-- RECORD SET start --
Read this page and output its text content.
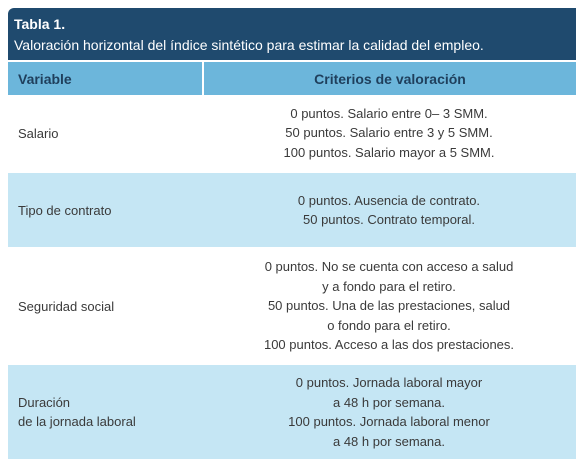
Tabla 1.
Valoración horizontal del índice sintético para estimar la calidad del empleo.
Variable	Criterios de valoración
Salario
0 puntos. Salario entre 0– 3 SMM.
50 puntos. Salario entre 3 y 5 SMM.
100 puntos. Salario mayor a 5 SMM.
Tipo de contrato
0 puntos. Ausencia de contrato.
50 puntos. Contrato temporal.
Seguridad social
0 puntos. No se cuenta con acceso a salud
y a fondo para el retiro.
50 puntos. Una de las prestaciones, salud
o fondo para el retiro.
100 puntos. Acceso a las dos prestaciones.
Duración
de la jornada laboral
0 puntos. Jornada laboral mayor
a 48 h por semana.
100 puntos. Jornada laboral menor
a 48 h por semana.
-- RECORD SET end --
Copy out all of the data word for word. Do not carry over any picture.

Read this page and output its text content.
Tabla 1.
Valoración horizontal del índice sintético para estimar la calidad del empleo.
Variable	Criterios de valoración
Salario
0 puntos. Salario entre 0– 3 SMM.
50 puntos. Salario entre 3 y 5 SMM.
100 puntos. Salario mayor a 5 SMM.
Tipo de contrato
0 puntos. Ausencia de contrato.
50 puntos. Contrato temporal.
Seguridad social
0 puntos. No se cuenta con acceso a salud
y a fondo para el retiro.
50 puntos. Una de las prestaciones, salud
o fondo para el retiro.
100 puntos. Acceso a las dos prestaciones.
Duración
de la jornada laboral
0 puntos. Jornada laboral mayor
a 48 h por semana.
100 puntos. Jornada laboral menor
a 48 h por semana.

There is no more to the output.